ЗАДАНИЯ ДЛЯ ВЫПОЛНЕНИЯ »
1/ Ответьте на вопросы по фрагменту воспоминаний:
(a) Какая болезнь снова начала терзать автора через день после выхода полка на шоссе?
(b) На каком расстоянии от окна санбата стоял немецкий танк?
(c) Каким орденом автору заменили орден Красного Знамени?
2/ Объясните, опираясь на фрагмент воспоминаний, почему полку удалось выйти из окружения.
3/ Перепечатайте отрывок фрагмента воспоминаний: начните с места, где стоят слова "Наш полк пополнили, дали", и остановитесь после слов "войны первой степени.".

ТЕКСТ ДЛЯ ЧТЕНИЯ »
▼

Достаю пистолет и говорю: "Немецкого расстрела боишься, а красноармейского нет? Не выведешь, я тебя раньше убью!". Это подействовало. Вывел нас старик.
Встали на шоссе Киев - Житомир, наш полк выскользнул, наудачу, из окружения с малыми потерями. Полку по рации указали наиболее подходящий маршрут для выхода, и они смогли выйти из кольца. А многие тысячи там, в окружении, навеки остались... Через день меня снова стала терзать малярийная лихорадка, и меня отправили в ближайший санбат. Лежу и слышу топот ног, вроде бегут десятки людей. Выглянул в окно, а там наши солдаты сломя голову от чего-то драпают. Смотрю в другое окно, а там метрах в сорока немецкий танк стоит. Выскочил из окна и побежал к лесу. Бежал, падал, поднимался и снова бежал. Только когда достиг леса, совершенно обессилел. Нашел свой полк. Лучше "болеть дома".
Наш полк пополнили, дали немного отдохнуть, и двинулись "смертники" дальше на запад. За киевско-днепровские бои только двух человек из нашего полка - меня и Исаева - представили к орденам Красного Знамени. Исаев этот орден получил через несколько месяцев, а мне заменили "боевое знамя" на орден Отечественной войны первой степени.

▲

ИСХОДНЫЕ МАТЕРИАЛЫ »

▼

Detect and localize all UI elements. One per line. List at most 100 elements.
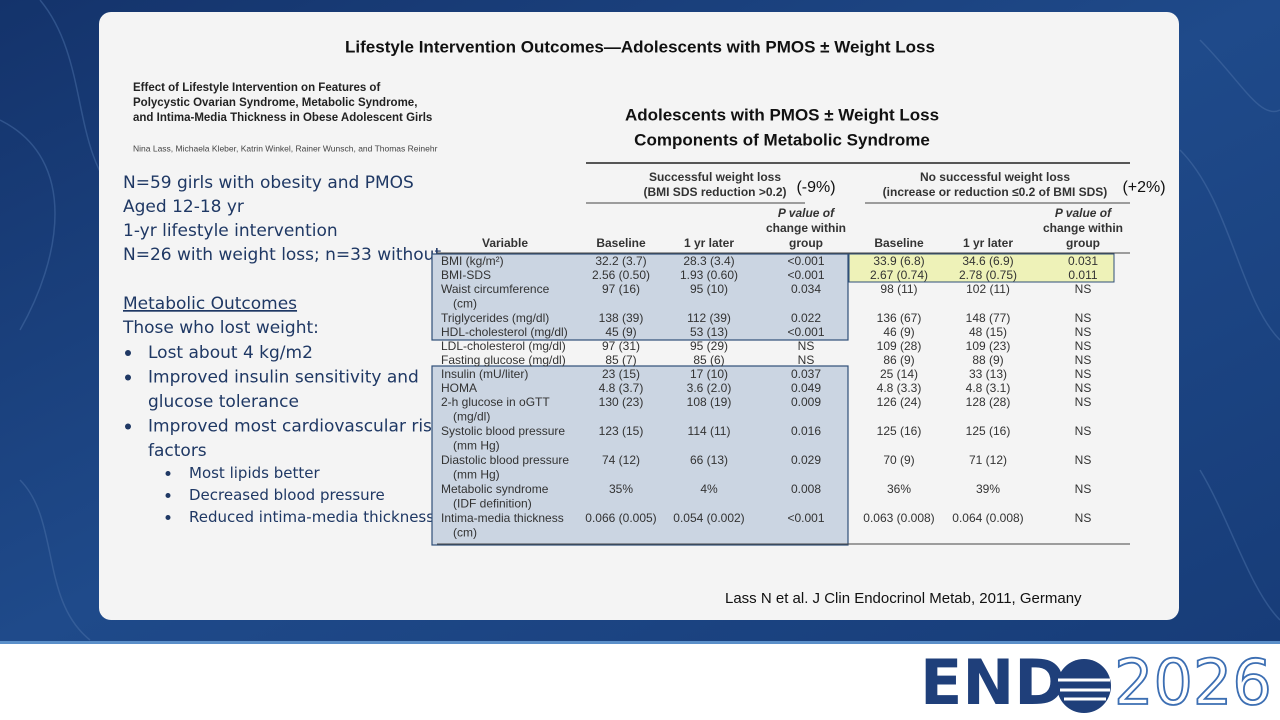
sub-bullet-dot	[165, 471, 171, 476]
cell: 125 (16)	[966, 424, 1011, 438]
footer-rule	[0, 641, 1280, 644]
cell: 36%	[887, 482, 911, 496]
cell: 4%	[700, 482, 718, 496]
cell: 136 (67)	[877, 311, 922, 325]
column-header: change within	[766, 221, 846, 235]
cell: NS	[1075, 339, 1092, 353]
summary-line: N=26 with weight loss; n=33 without	[123, 245, 441, 265]
cell: 74 (12)	[602, 453, 640, 467]
cell: 2.56 (0.50)	[592, 268, 650, 282]
row-label: (mm Hg)	[453, 468, 500, 482]
cell: 114 (11)	[688, 424, 731, 438]
paper-title: Polycystic Ovarian Syndrome, Metabolic S…	[133, 97, 417, 109]
cell: 0.049	[791, 381, 821, 395]
logo: END 2026	[920, 645, 1273, 720]
row-label: Insulin (mU/liter)	[441, 367, 528, 381]
bullet-dot	[125, 374, 131, 381]
cell: 0.031	[1068, 254, 1098, 268]
cell: 109 (28)	[877, 339, 922, 353]
column-header: group	[789, 236, 823, 250]
cell: 0.009	[791, 395, 821, 409]
sub-bullet-dot	[165, 515, 171, 520]
logo-year: 2026	[1114, 646, 1272, 719]
cell: NS	[1075, 395, 1092, 409]
cell: 95 (10)	[690, 282, 728, 296]
cell: NS	[1075, 482, 1092, 496]
cell: 0.054 (0.002)	[673, 511, 744, 525]
logo-circle	[1057, 659, 1111, 713]
row-label: (cm)	[453, 526, 477, 540]
cell: 97 (31)	[602, 339, 640, 353]
column-header: Variable	[482, 236, 528, 250]
paper-title: and Intima-Media Thickness in Obese Adol…	[133, 112, 432, 124]
bullet-text: Lost about 4 kg/m2	[148, 343, 313, 363]
cell: 0.034	[791, 282, 821, 296]
citation: Lass N et al. J Clin Endocrinol Metab, 2…	[725, 590, 1082, 607]
row-label: Intima-media thickness	[441, 511, 564, 525]
cell: 48 (15)	[969, 325, 1007, 339]
cell: 28.3 (3.4)	[683, 254, 734, 268]
cell: NS	[1075, 511, 1092, 525]
cell: <0.001	[787, 254, 824, 268]
cell: 148 (77)	[966, 311, 1011, 325]
row-label: Triglycerides (mg/dl)	[441, 311, 549, 325]
cell: 0.016	[791, 424, 821, 438]
row-label: (mg/dl)	[453, 410, 490, 424]
cell: 0.008	[791, 482, 821, 496]
bullet-text: glucose tolerance	[148, 392, 299, 412]
cell: 138 (39)	[599, 311, 644, 325]
cell: 32.2 (3.7)	[595, 254, 646, 268]
cell: 4.8 (3.7)	[599, 381, 644, 395]
cell: 35%	[609, 482, 633, 496]
cell: 102 (11)	[966, 282, 1010, 296]
column-header: 1 yr later	[963, 236, 1013, 250]
cell: 3.6 (2.0)	[687, 381, 732, 395]
column-header: P value of	[778, 206, 835, 220]
row-label: (IDF definition)	[453, 497, 532, 511]
outcomes-intro: Those who lost weight:	[122, 318, 319, 338]
cell: 4.8 (3.1)	[966, 381, 1011, 395]
cell: <0.001	[787, 325, 824, 339]
cell: NS	[1075, 381, 1092, 395]
logo-stripes	[1058, 678, 1110, 701]
cell: 2.67 (0.74)	[870, 268, 928, 282]
cell: 71 (12)	[969, 453, 1007, 467]
cell: 86 (9)	[883, 353, 914, 367]
row-label: (mm Hg)	[453, 439, 500, 453]
row-label: Systolic blood pressure	[441, 424, 565, 438]
summary-line: N=59 girls with obesity and PMOS	[123, 173, 414, 193]
cell: 88 (9)	[972, 353, 1003, 367]
cell: 1.93 (0.60)	[680, 268, 738, 282]
cell: NS	[1075, 282, 1092, 296]
cell: 70 (9)	[883, 453, 914, 467]
row-label: Waist circumference	[441, 282, 550, 296]
row-label: Metabolic syndrome	[441, 482, 549, 496]
group-change: (-9%)	[796, 179, 835, 196]
sub-bullet-text: Decreased blood pressure	[189, 486, 385, 504]
slide-title: Lifestyle Intervention Outcomes—Adolesce…	[345, 37, 935, 56]
cell: 126 (24)	[877, 395, 922, 409]
group-change: (+2%)	[1122, 179, 1165, 196]
cell: 0.022	[791, 311, 821, 325]
bullet-text: factors	[148, 441, 207, 461]
column-header: group	[1066, 236, 1100, 250]
cell: 33 (13)	[969, 367, 1007, 381]
row-label: BMI (kg/m²)	[441, 254, 504, 268]
cell: NS	[1075, 325, 1092, 339]
column-header: Baseline	[874, 236, 924, 250]
cell: 125 (16)	[877, 424, 922, 438]
cell: 112 (39)	[687, 311, 731, 325]
group-header: (increase or reduction ≤0.2 of BMI SDS)	[883, 185, 1108, 199]
cell: 95 (29)	[690, 339, 728, 353]
highlight-box	[431, 365, 849, 546]
cell: NS	[1075, 353, 1092, 367]
cell: NS	[1075, 453, 1092, 467]
group-header: (BMI SDS reduction >0.2)	[643, 185, 786, 199]
cell: 23 (15)	[602, 367, 640, 381]
table-title: Adolescents with PMOS ± Weight Loss	[625, 105, 939, 124]
cell: <0.001	[787, 268, 824, 282]
network-pattern	[0, 0, 1280, 641]
cell: NS	[1075, 424, 1092, 438]
cell: 98 (11)	[880, 282, 917, 296]
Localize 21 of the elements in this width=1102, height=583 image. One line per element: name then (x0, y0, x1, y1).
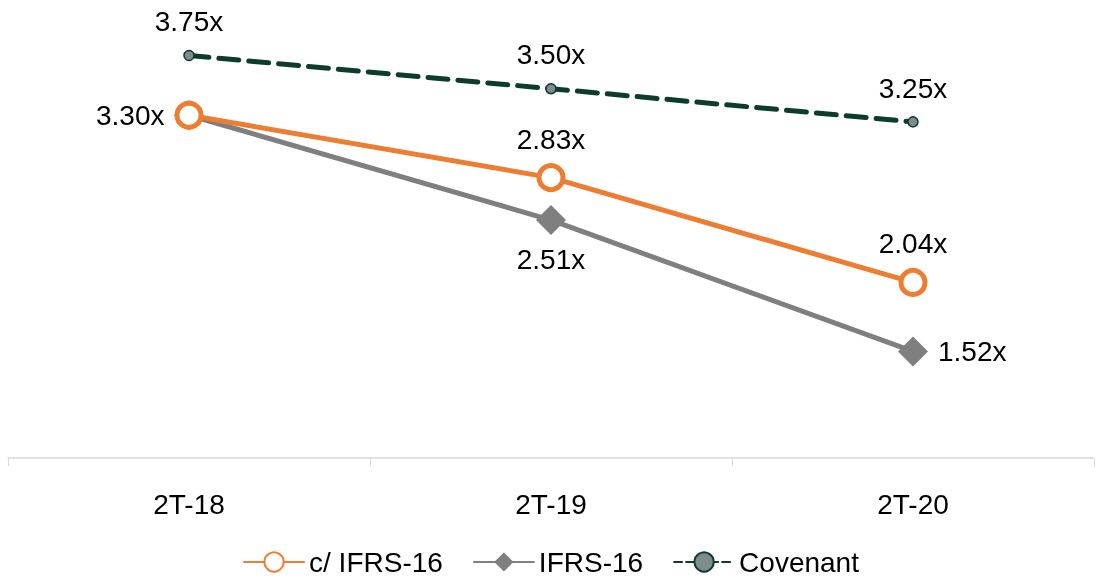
data-label: 2.51x (516, 243, 586, 275)
point (183, 49, 195, 62)
x-tick-label: 2T-18 (153, 488, 225, 520)
legend-label: Covenant (739, 546, 860, 578)
point (545, 82, 557, 95)
data-label: 2.04x (878, 228, 948, 260)
legend-label: IFRS-16 (538, 546, 644, 578)
data-label: 3.75x (154, 6, 224, 38)
x-tick-label: 2T-19 (515, 488, 587, 520)
point (907, 116, 919, 128)
point (898, 267, 928, 297)
data-label: 3.50x (516, 39, 586, 71)
data-label: 3.30x (96, 99, 165, 131)
point (898, 336, 928, 367)
data-label: 2.83x (516, 123, 586, 155)
x-tick-label: 2T-20 (877, 488, 949, 520)
point (536, 205, 566, 236)
point (536, 163, 566, 193)
data-label: 3.25x (878, 72, 948, 104)
legend-label: c/ IFRS-16 (309, 546, 443, 578)
data-label: 1.52x (938, 335, 1007, 367)
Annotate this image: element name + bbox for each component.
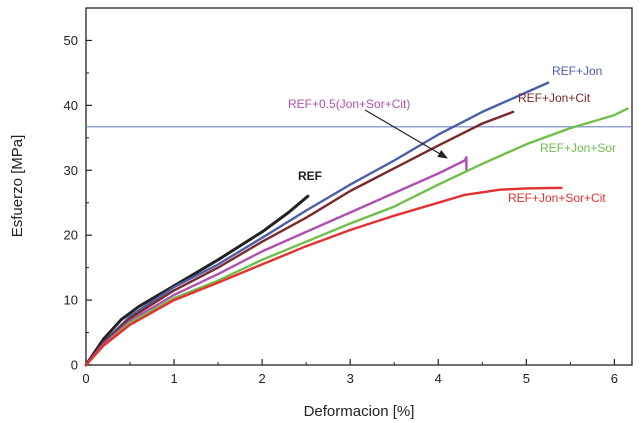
x-tick-label: 6: [611, 371, 618, 386]
label-ref-jon-cit: REF+Jon+Cit: [518, 91, 591, 105]
plot-area-frame: [85, 7, 633, 366]
series-line-ref-jon-sor-cit: [84, 186, 563, 367]
y-tick-label: 30: [64, 163, 78, 178]
series-layer: [84, 81, 629, 367]
label-ref-jon: REF+Jon: [552, 64, 602, 78]
y-tick-label: 0: [71, 358, 78, 373]
series-line-ref-jon-cit: [84, 110, 515, 367]
y-tick-label: 40: [64, 98, 78, 113]
series-labels: REF+Jon REF+Jon+Cit REF+0.5(Jon+Sor+Cit)…: [288, 64, 616, 205]
y-axis-title: Esfuerzo [MPa]: [9, 135, 26, 238]
x-tick-label: 0: [82, 371, 89, 386]
label-ref-half-jon-sor-cit: REF+0.5(Jon+Sor+Cit): [288, 97, 410, 111]
x-tick-label: 1: [170, 371, 177, 386]
label-ref: REF: [298, 169, 322, 183]
series-line-ref: [84, 194, 310, 367]
y-axis-ticks: 0 10 20 30 40 50: [64, 33, 92, 373]
x-tick-label: 4: [435, 371, 442, 386]
y-tick-label: 20: [64, 228, 78, 243]
series-line-ref-0-5-jon-sor-cit: [84, 156, 468, 367]
x-axis-title: Deformacion [%]: [304, 403, 415, 420]
y-tick-label: 50: [64, 33, 78, 48]
label-pointer-arrow: [364, 109, 448, 159]
series-line-ref-jon: [84, 81, 550, 367]
y-tick-label: 10: [64, 293, 78, 308]
label-ref-jon-sor-cit: REF+Jon+Sor+Cit: [508, 191, 606, 205]
x-tick-label: 5: [523, 371, 530, 386]
x-axis-ticks: 0 1 2 3 4 5 6: [82, 359, 618, 386]
x-tick-label: 2: [259, 371, 266, 386]
label-ref-jon-sor: REF+Jon+Sor: [540, 141, 616, 155]
x-tick-label: 3: [347, 371, 354, 386]
series-line-ref-jon-sor: [84, 107, 629, 367]
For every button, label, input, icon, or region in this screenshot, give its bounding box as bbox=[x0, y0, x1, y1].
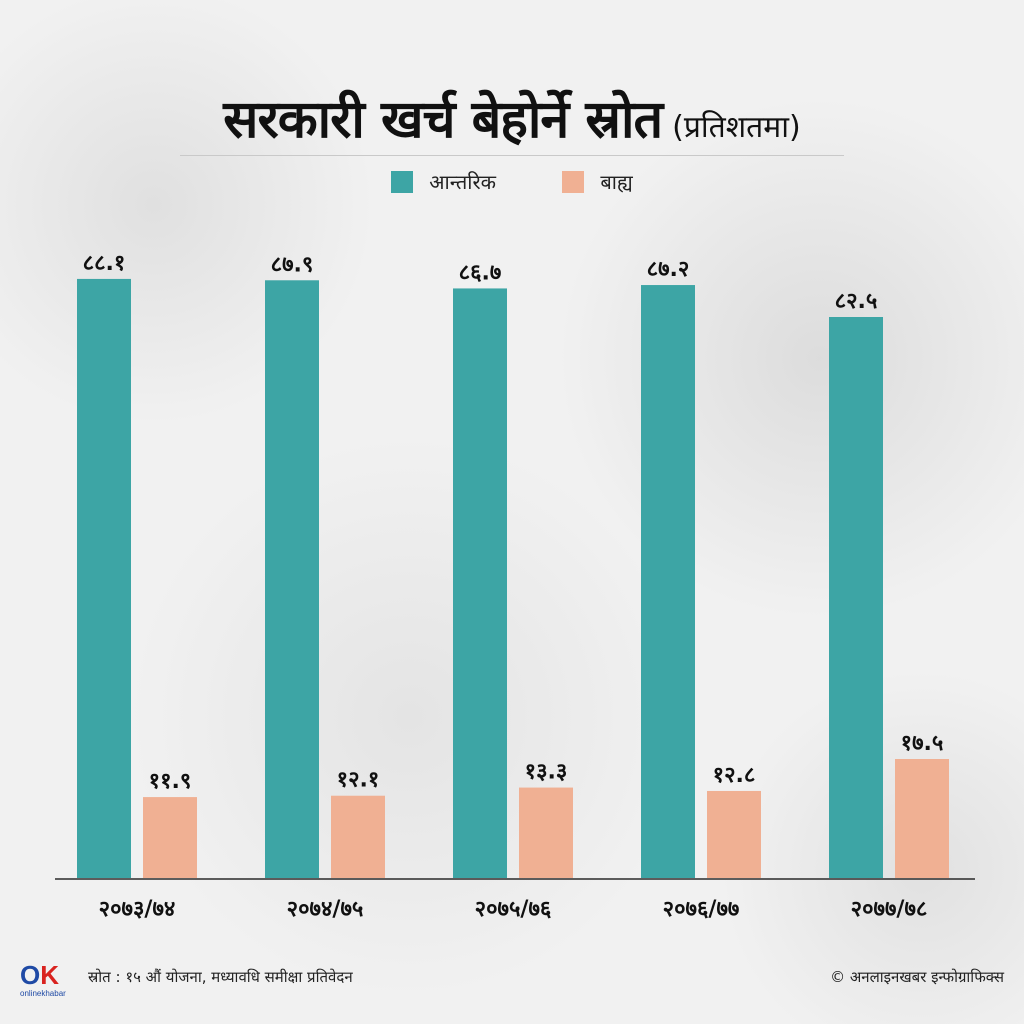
data-label-internal-2: ८६.७ bbox=[459, 260, 502, 285]
bar-internal-0 bbox=[77, 278, 131, 878]
legend: आन्तरिक बाह्य bbox=[0, 168, 1024, 198]
data-label-external-1: १२.१ bbox=[337, 768, 380, 793]
x-tick-label-0: २०७३/७४ bbox=[99, 897, 176, 922]
x-tick-label-4: २०७७/७८ bbox=[851, 897, 928, 922]
bar-internal-4 bbox=[829, 317, 883, 878]
legend-label-internal: आन्तरिक bbox=[429, 170, 497, 194]
bar-internal-3 bbox=[641, 285, 695, 878]
x-tick-label-1: २०७४/७५ bbox=[287, 897, 364, 922]
credit-note: © अनलाइनखबर इन्फोग्राफिक्स bbox=[830, 968, 1004, 986]
bar-external-2 bbox=[519, 787, 573, 878]
bar-external-1 bbox=[331, 795, 385, 878]
data-label-internal-3: ८७.२ bbox=[647, 257, 690, 282]
data-label-external-3: १२.८ bbox=[713, 763, 756, 788]
title-unit: (प्रतिशतमा) bbox=[672, 110, 801, 145]
bar-internal-2 bbox=[453, 288, 507, 878]
onlinekhabar-logo: OK onlinekhabar bbox=[20, 962, 70, 1002]
chart-title: सरकारी खर्च बेहोर्ने स्रोत (प्रतिशतमा) bbox=[0, 82, 1024, 153]
data-label-internal-1: ८७.९ bbox=[271, 252, 314, 277]
legend-label-external: बाह्य bbox=[600, 170, 633, 194]
data-label-external-4: १७.५ bbox=[901, 731, 944, 756]
bar-external-3 bbox=[707, 790, 761, 878]
bar-external-4 bbox=[895, 759, 949, 878]
bar-internal-1 bbox=[265, 280, 319, 878]
x-tick-label-2: २०७५/७६ bbox=[475, 897, 552, 922]
data-label-internal-0: ८८.१ bbox=[83, 251, 126, 276]
title-main: सरकारी खर्च बेहोर्ने स्रोत bbox=[223, 90, 663, 150]
legend-item-external: बाह्य bbox=[562, 168, 633, 195]
data-label-internal-4: ८२.५ bbox=[835, 289, 878, 314]
bar-external-0 bbox=[143, 797, 197, 878]
title-divider bbox=[180, 155, 844, 156]
source-note: स्रोत : १५ औं योजना, मध्यावधि समीक्षा प्… bbox=[88, 968, 353, 986]
legend-swatch-external bbox=[562, 170, 585, 193]
legend-swatch-internal bbox=[391, 170, 414, 193]
x-tick-label-3: २०७६/७७ bbox=[663, 897, 740, 922]
logo-text: onlinekhabar bbox=[20, 989, 66, 998]
data-label-external-0: ११.९ bbox=[149, 769, 192, 794]
data-label-external-2: १३.३ bbox=[525, 760, 568, 785]
legend-item-internal: आन्तरिक bbox=[391, 168, 496, 195]
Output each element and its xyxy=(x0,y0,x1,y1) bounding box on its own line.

▲

ПИСЬМЕННЫЕ ОТВЕТЫ »
1/
(a) Малярийная лихорадка.
(b) Примерно в сорока метрах.
(c) Орденом Отечественной войны первой степени.

2/ Полку по рации указали наиболее подходящий маршрут для выхода. Благодаря этому он смог вырваться из кольца с малыми потерями.

3/
Наш полк пополнили, дали немного отдохнуть, и двинулись "смертники" дальше на запад. За киевско-днепровские бои только двух человек из нашего полка - меня и Исаева - представили к орденам Красного Знамени. Исаев этот орден получил через несколько месяцев, а мне заменили "боевое знамя" на орден Отечественной войны первой степени.